■ WHAT IS BEING ASKED:
Whenever a line contains the string "text", copy it out of the entries.

■ DATA ROWS:
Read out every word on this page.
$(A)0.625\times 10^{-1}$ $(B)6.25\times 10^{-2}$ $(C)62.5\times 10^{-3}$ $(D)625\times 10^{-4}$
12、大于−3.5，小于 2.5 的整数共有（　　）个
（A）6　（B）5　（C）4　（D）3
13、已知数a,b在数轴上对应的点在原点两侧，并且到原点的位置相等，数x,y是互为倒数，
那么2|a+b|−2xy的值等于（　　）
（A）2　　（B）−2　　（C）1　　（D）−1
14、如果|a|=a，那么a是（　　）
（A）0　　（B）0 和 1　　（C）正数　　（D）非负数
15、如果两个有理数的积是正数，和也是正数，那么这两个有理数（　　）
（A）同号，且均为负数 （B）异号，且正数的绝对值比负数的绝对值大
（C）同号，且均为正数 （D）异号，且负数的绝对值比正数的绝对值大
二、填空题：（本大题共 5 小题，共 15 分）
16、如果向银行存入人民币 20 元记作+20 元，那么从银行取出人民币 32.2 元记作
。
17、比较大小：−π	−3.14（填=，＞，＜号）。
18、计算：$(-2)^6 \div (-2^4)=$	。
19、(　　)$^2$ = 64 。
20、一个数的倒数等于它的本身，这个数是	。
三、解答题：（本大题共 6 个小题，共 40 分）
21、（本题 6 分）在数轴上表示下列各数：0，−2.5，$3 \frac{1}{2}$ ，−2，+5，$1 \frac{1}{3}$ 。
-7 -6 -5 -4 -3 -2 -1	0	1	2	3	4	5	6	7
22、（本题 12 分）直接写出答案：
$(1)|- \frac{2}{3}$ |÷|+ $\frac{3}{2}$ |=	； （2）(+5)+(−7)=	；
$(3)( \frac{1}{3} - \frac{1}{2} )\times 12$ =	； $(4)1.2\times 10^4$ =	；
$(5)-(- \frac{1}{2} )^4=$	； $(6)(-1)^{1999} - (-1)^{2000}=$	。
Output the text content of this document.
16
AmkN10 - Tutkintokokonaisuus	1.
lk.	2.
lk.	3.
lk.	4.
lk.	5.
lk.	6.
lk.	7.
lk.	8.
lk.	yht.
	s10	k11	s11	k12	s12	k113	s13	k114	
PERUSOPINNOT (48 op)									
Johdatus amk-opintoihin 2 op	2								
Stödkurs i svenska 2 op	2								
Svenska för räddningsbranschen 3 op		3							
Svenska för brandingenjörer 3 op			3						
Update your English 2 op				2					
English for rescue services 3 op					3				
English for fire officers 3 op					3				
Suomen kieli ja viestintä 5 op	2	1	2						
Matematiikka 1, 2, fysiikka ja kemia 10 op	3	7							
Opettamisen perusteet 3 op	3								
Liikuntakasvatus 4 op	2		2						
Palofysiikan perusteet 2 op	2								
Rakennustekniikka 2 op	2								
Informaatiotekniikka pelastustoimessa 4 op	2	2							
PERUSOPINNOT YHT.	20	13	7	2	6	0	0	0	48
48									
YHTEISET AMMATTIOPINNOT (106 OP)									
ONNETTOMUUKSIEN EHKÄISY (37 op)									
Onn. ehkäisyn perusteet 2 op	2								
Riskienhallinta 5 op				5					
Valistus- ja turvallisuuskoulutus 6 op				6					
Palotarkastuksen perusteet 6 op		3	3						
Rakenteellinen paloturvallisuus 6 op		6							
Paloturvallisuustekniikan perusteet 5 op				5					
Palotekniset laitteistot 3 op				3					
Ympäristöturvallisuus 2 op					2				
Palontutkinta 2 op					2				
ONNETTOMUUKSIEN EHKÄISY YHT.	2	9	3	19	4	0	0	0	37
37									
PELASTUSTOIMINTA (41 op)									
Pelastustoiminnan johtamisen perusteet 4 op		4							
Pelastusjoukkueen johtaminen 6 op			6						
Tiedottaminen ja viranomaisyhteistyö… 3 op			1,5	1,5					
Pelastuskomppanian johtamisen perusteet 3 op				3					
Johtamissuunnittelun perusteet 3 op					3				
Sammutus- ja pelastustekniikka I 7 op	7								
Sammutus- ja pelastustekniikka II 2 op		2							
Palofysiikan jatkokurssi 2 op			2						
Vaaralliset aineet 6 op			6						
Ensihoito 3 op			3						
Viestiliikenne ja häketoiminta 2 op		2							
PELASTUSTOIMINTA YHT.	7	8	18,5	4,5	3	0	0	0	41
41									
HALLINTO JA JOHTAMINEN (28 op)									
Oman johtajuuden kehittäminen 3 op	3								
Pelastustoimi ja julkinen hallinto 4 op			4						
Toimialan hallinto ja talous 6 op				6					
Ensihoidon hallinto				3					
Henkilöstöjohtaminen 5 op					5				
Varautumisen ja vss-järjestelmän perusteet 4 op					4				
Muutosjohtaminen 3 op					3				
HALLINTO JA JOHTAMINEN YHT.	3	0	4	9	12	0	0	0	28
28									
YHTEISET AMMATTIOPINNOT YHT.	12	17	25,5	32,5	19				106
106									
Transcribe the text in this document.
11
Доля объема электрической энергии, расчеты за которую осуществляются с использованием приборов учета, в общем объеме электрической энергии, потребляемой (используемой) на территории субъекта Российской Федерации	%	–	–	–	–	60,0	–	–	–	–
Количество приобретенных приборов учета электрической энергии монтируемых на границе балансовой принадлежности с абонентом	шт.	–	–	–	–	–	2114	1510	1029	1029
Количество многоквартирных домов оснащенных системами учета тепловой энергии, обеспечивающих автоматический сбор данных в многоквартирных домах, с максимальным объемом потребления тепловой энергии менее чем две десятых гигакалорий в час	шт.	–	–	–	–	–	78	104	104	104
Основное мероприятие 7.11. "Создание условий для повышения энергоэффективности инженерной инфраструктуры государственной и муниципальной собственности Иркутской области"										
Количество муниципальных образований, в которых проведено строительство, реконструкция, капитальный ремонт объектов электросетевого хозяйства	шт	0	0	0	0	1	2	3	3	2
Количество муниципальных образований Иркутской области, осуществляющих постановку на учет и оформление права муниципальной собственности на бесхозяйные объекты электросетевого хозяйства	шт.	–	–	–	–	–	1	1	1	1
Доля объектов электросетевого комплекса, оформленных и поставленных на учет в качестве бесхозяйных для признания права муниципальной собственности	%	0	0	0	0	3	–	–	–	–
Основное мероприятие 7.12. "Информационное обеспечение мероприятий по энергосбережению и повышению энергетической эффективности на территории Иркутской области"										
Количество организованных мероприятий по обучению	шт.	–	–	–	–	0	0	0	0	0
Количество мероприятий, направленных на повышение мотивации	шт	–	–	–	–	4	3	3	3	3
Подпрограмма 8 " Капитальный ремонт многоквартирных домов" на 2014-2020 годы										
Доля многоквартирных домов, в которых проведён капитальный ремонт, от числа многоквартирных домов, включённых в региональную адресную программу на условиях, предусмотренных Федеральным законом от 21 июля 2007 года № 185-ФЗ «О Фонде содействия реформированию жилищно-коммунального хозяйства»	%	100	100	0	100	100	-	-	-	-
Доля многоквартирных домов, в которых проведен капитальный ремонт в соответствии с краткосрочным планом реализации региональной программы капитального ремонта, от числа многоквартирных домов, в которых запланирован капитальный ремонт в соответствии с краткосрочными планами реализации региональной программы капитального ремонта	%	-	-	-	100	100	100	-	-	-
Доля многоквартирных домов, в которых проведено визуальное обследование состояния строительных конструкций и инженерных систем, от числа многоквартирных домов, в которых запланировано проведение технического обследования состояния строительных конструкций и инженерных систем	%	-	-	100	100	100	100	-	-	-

■ REPLY:
Output the text content of this document.
Transcribe the text in this document.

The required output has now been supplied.